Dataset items
· · · ·

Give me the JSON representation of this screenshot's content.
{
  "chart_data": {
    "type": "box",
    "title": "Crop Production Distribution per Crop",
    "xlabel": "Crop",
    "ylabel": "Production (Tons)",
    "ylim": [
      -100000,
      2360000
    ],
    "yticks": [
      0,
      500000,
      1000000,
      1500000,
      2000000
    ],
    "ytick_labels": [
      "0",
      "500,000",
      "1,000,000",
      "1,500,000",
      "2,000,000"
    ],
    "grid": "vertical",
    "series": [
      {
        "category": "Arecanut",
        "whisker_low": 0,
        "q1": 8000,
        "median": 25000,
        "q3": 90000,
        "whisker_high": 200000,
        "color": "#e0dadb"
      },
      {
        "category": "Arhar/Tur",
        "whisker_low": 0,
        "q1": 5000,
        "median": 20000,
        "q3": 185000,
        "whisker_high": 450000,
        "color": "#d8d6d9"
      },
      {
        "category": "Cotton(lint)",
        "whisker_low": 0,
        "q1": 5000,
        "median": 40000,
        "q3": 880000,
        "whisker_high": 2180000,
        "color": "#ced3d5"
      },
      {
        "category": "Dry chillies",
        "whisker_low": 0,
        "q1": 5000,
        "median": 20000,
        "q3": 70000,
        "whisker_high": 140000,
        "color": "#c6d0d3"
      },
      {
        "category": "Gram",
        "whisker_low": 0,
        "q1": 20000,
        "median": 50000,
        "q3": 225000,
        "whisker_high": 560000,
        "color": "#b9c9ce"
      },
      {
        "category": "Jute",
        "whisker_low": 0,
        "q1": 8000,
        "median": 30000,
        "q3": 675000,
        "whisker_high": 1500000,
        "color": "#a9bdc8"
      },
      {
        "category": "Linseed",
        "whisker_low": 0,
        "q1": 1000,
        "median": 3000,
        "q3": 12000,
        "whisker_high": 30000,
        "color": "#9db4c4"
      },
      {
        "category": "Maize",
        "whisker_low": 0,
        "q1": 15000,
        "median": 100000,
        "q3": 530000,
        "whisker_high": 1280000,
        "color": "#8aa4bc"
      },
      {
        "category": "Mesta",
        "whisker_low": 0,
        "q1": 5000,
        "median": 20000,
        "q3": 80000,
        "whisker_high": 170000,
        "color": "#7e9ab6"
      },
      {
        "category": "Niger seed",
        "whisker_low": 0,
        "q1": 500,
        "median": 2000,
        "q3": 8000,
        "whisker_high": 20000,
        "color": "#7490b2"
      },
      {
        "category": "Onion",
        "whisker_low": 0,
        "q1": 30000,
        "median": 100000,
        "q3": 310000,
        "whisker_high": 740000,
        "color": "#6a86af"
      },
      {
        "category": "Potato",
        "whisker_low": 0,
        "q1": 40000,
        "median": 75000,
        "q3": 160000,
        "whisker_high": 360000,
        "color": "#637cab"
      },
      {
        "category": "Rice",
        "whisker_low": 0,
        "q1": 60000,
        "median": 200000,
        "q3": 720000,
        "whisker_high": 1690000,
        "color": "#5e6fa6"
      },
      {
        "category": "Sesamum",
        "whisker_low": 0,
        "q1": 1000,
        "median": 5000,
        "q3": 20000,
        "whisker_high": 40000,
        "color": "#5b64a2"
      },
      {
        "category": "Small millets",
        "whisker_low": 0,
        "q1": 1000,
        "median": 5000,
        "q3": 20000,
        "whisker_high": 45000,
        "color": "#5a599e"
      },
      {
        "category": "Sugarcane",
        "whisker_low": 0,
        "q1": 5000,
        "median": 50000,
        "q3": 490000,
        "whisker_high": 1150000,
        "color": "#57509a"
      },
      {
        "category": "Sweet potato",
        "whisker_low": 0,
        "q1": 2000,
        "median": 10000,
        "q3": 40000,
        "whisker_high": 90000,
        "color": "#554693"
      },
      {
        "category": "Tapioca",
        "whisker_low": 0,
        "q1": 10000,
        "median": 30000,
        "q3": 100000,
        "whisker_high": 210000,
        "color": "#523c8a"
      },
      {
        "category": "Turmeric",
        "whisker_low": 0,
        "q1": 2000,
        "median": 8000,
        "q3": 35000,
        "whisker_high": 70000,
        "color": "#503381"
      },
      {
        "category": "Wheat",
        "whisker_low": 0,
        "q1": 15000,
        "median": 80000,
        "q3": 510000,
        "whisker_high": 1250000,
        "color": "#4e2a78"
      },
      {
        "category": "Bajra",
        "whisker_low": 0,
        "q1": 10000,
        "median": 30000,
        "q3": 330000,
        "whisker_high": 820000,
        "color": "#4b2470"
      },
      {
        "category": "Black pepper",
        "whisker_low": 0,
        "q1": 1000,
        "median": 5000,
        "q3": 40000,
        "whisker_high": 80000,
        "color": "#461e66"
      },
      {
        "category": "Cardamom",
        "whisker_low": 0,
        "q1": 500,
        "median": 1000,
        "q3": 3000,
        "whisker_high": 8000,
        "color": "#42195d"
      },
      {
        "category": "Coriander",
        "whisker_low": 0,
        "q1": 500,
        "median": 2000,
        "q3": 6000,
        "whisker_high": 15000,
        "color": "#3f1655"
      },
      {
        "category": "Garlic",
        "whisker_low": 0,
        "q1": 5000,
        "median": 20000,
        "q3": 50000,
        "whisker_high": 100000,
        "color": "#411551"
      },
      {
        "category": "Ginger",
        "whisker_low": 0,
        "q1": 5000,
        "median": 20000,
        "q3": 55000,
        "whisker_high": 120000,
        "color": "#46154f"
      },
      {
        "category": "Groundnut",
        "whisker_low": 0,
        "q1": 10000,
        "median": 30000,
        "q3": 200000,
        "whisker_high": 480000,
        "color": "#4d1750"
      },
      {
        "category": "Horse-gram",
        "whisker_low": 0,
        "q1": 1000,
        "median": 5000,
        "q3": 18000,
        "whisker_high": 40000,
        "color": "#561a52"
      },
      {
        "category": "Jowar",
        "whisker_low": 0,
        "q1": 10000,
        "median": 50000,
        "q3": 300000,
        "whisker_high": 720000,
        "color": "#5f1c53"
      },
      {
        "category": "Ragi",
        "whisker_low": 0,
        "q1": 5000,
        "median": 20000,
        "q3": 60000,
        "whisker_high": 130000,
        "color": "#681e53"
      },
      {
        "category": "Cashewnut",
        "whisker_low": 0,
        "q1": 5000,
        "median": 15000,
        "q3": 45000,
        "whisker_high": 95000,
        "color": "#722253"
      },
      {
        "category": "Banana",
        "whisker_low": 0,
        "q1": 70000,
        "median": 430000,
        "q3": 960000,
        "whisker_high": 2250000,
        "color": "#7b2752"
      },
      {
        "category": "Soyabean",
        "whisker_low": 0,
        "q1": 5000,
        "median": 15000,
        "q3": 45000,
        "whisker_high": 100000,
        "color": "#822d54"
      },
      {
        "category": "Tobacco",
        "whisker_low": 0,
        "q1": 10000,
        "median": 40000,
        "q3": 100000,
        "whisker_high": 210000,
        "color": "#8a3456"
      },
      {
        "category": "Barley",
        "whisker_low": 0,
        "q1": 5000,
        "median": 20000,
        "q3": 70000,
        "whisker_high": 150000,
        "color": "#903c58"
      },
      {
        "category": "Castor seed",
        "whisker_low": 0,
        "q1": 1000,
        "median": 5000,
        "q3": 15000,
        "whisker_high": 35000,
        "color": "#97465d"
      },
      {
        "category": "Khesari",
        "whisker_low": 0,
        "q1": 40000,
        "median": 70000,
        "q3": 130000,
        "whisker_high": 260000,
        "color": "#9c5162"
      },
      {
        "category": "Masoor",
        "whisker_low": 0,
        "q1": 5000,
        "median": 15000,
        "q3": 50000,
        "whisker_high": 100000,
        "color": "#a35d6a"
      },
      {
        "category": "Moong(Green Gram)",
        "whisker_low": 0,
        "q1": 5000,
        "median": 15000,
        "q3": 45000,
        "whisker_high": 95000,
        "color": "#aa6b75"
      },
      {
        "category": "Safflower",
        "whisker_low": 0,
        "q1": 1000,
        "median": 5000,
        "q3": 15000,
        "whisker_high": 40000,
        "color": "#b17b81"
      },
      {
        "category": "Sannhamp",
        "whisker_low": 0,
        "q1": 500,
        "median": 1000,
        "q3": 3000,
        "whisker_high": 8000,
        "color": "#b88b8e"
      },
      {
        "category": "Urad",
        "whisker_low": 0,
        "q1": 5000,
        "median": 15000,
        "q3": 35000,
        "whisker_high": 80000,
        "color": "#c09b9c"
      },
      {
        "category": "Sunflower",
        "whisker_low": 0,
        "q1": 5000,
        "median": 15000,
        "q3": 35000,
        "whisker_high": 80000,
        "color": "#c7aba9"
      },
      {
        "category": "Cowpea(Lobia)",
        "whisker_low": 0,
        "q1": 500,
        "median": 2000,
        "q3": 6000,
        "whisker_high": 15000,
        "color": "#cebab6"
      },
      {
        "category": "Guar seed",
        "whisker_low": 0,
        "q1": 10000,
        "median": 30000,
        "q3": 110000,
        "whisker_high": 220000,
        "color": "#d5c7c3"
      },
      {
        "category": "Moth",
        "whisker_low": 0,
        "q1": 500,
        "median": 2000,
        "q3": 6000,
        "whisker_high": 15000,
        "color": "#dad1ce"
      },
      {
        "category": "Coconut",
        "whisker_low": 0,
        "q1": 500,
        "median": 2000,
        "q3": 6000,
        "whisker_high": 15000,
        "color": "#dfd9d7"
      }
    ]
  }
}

· · · ·

Task requirements -
Copy out every line that includes the word "Crop".

Finished task -
    "title": "Crop Production Distribution per Crop",
    "xlabel": "Crop",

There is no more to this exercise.